**Assignment A**
In the article on Facebook's privacy bug, how many users had the audience setting for new status updates changed to public?
**Assignment B**
Rewrite the passage of the article on Facebook's privacy bug that begins at the words "From May 18 to May 22, Facebook" and stops after "from those users.", renaming "featured items" as "highlighted content" throughout.

**Text provided**
== == ==

Facebook says privacy settings for 14M users were switched to public due to bug

From May 18 to May 22, 14M users had the audience setting for new status updates changed to public because of a bug, according to Facebook.

If you’re keeping a list of Facebook apologies for 2018, you can now add “apologizes for accidentally setting 14 million users privacy status to public without their knowledge” to your list.

From May 18 to May 22, Facebook accidentally changed the privacy setting for status updates for 14 million users to public from whatever previous option they had set, according to TechCrunch. The incident, which Facebook defined as a “bug,” was the result of the company’s work on a “featured items” option that is designed to highlight photos and other content that is publicly visible.

TechCrunch says Facebook mistakenly extended the public setting connected to the “featured items” option to all new posts from those users.

Facebook Chief Privacy Officer, Policy Erin Egan sent the following statement to TechCrunch:

We recently found a bug that automatically suggested posting publicly when some people were creating their Facebook posts. We have fixed this issue and starting today we are letting everyone affected know and asking them to review any posts they made during that time. To be clear, this bug did not impact anything people had posted before — and they could still choose their audience just as they always have. We’d like to apologize for this mistake.

Facebook is notifying the affected users and encouraging them to review their audience settings for recent posts. The notification leads to a dedicated page explaining that a technical error caused user privacy settings to be temporarily changed.

TechCrunch reports that the issue has been fixed and that everyone’s privacy settings for status updates have been defaulted to the privacy setting they had turned on before the bug. Even though the bug was active between May 18 and May 22, TechCrunch says Facebook did not correct the problem until May 27 — meaning that, for the affected users, status updates that they thought were set to private were shared publicly for anywhere from five to nine days past their post date.

== == ==

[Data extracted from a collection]

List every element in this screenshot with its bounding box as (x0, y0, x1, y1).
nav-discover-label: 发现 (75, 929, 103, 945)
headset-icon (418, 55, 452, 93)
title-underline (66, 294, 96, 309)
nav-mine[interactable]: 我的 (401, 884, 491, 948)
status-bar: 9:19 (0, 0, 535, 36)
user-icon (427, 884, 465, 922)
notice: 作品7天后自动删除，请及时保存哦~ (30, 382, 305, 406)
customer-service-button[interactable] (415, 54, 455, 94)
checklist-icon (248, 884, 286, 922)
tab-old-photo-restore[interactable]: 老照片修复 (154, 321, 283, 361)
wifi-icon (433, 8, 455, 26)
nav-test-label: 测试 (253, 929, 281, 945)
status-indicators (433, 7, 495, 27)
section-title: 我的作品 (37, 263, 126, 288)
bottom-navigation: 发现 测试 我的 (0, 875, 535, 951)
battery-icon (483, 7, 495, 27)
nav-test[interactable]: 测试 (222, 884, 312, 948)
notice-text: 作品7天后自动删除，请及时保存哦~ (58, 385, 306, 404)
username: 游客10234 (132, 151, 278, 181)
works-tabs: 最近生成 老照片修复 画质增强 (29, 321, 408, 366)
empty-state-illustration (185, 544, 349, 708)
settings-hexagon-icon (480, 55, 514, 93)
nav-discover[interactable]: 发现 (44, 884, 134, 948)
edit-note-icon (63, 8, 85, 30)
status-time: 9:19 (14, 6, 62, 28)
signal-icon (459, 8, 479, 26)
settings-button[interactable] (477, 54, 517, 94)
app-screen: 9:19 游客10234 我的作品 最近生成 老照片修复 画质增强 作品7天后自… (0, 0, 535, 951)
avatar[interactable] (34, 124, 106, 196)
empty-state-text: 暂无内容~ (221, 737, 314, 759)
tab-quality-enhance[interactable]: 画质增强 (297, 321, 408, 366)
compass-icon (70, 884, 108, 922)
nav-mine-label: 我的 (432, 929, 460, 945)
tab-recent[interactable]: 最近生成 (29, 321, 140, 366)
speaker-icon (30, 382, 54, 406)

== == ==

**Exercise solution A**
14 million users.

**Exercise solution B**
From May 18 to May 22, Facebook accidentally changed the privacy setting for status updates for 14 million users to public from whatever previous option they had set, according to TechCrunch. The incident, which Facebook defined as a “bug,” was the result of the company’s work on a “highlighted content” option that is designed to highlight photos and other content that is publicly visible.

TechCrunch says Facebook mistakenly extended the public setting connected to the “highlighted content” option to all new posts from those users.